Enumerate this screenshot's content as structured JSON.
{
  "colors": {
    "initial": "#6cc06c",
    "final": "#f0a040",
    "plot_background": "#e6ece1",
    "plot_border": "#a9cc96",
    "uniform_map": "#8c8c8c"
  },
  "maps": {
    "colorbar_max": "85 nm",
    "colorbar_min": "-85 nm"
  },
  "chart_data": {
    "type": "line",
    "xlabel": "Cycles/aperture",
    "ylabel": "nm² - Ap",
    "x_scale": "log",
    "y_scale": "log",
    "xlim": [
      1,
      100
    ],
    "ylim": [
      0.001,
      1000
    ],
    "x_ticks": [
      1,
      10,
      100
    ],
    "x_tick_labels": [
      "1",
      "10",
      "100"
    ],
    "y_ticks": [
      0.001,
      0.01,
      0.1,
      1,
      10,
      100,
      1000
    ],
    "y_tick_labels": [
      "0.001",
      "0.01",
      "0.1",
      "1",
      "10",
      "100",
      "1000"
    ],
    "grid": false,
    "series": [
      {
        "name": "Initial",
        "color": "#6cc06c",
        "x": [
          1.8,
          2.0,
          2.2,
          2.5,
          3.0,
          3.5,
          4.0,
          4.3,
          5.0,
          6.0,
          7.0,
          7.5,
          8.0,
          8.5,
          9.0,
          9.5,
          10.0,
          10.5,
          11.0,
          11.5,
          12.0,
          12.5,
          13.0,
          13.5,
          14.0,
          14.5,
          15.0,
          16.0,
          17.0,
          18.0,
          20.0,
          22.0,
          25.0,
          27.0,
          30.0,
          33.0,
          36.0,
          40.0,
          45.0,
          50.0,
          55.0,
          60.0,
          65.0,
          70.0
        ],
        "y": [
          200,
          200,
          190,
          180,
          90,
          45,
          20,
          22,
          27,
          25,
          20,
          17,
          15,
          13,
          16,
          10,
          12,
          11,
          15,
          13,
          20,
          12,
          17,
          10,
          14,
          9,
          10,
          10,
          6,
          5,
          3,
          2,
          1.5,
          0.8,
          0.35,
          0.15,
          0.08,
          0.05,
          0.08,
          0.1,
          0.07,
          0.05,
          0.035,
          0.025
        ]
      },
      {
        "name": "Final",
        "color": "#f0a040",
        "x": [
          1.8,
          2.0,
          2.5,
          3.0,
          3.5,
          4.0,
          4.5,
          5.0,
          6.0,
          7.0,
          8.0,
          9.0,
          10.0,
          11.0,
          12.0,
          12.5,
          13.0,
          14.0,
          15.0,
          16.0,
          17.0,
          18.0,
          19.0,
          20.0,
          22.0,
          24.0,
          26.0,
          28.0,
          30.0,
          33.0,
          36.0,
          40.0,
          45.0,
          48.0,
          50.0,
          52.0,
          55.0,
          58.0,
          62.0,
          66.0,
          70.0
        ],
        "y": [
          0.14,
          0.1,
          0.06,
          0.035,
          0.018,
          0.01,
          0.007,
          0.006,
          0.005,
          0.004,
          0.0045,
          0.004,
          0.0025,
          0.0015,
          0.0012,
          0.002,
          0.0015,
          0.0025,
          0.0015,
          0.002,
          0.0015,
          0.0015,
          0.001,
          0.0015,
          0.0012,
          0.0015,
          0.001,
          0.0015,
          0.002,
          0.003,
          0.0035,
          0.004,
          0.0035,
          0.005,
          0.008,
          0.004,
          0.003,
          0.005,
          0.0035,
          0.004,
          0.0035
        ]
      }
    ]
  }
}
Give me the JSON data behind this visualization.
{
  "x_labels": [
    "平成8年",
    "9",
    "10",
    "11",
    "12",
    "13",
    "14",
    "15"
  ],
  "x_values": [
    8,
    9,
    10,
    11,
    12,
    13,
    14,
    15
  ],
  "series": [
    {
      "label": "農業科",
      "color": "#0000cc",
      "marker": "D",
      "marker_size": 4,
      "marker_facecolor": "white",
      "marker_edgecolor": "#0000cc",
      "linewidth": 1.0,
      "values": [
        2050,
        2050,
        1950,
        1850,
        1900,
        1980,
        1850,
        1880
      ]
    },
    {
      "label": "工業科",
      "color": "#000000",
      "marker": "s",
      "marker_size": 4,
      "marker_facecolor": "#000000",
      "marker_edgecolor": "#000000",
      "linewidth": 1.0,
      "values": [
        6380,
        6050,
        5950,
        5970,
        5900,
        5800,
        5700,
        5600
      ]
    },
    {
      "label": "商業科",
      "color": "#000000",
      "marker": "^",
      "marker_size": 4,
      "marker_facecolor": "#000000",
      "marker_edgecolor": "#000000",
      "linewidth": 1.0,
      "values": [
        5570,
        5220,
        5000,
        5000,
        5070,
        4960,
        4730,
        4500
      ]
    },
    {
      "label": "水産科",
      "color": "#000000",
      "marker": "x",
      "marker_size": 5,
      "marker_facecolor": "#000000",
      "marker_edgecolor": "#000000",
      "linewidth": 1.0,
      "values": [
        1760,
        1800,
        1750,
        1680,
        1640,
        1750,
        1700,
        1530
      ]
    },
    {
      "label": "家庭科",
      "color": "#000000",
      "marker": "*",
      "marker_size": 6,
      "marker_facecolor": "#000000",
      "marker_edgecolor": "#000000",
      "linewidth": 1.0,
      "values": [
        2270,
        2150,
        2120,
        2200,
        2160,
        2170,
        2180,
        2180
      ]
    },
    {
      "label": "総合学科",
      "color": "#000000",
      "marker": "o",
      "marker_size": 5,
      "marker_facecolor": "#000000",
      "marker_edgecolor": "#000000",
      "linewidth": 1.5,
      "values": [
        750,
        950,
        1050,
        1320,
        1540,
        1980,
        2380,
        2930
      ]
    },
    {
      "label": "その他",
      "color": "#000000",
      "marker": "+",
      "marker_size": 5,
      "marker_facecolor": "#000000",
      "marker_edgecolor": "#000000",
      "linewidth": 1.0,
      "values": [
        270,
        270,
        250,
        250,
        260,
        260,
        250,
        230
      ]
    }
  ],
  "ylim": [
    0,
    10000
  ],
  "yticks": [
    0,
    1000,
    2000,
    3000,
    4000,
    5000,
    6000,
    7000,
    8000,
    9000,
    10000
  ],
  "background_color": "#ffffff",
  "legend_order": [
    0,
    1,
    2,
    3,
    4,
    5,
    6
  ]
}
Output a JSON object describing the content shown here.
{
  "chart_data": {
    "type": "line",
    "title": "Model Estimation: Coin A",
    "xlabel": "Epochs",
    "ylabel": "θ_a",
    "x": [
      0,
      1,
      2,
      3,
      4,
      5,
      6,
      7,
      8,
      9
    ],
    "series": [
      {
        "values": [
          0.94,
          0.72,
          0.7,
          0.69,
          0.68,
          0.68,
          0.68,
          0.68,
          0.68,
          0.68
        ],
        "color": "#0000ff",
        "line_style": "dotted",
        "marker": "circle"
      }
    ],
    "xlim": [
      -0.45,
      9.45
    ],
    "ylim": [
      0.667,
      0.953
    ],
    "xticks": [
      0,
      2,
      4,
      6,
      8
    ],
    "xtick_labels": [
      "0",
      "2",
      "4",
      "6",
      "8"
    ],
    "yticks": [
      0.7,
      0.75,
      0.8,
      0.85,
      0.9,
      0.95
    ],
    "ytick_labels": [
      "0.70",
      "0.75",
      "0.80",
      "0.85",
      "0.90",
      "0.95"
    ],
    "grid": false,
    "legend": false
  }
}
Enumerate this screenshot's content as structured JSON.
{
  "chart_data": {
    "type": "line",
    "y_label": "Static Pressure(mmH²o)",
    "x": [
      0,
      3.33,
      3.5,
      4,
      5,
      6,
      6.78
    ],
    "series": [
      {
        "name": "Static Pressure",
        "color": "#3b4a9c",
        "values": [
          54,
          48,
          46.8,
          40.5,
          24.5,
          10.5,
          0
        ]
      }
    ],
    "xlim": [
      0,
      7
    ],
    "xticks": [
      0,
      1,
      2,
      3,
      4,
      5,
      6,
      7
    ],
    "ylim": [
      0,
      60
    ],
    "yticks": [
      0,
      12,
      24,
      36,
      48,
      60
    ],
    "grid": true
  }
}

**PROBLEM TO SOLVE:**
Using the listing above, work out how many of its lines include "name", and give only the result.

**ANSWER TO THE PROBLEM:**
3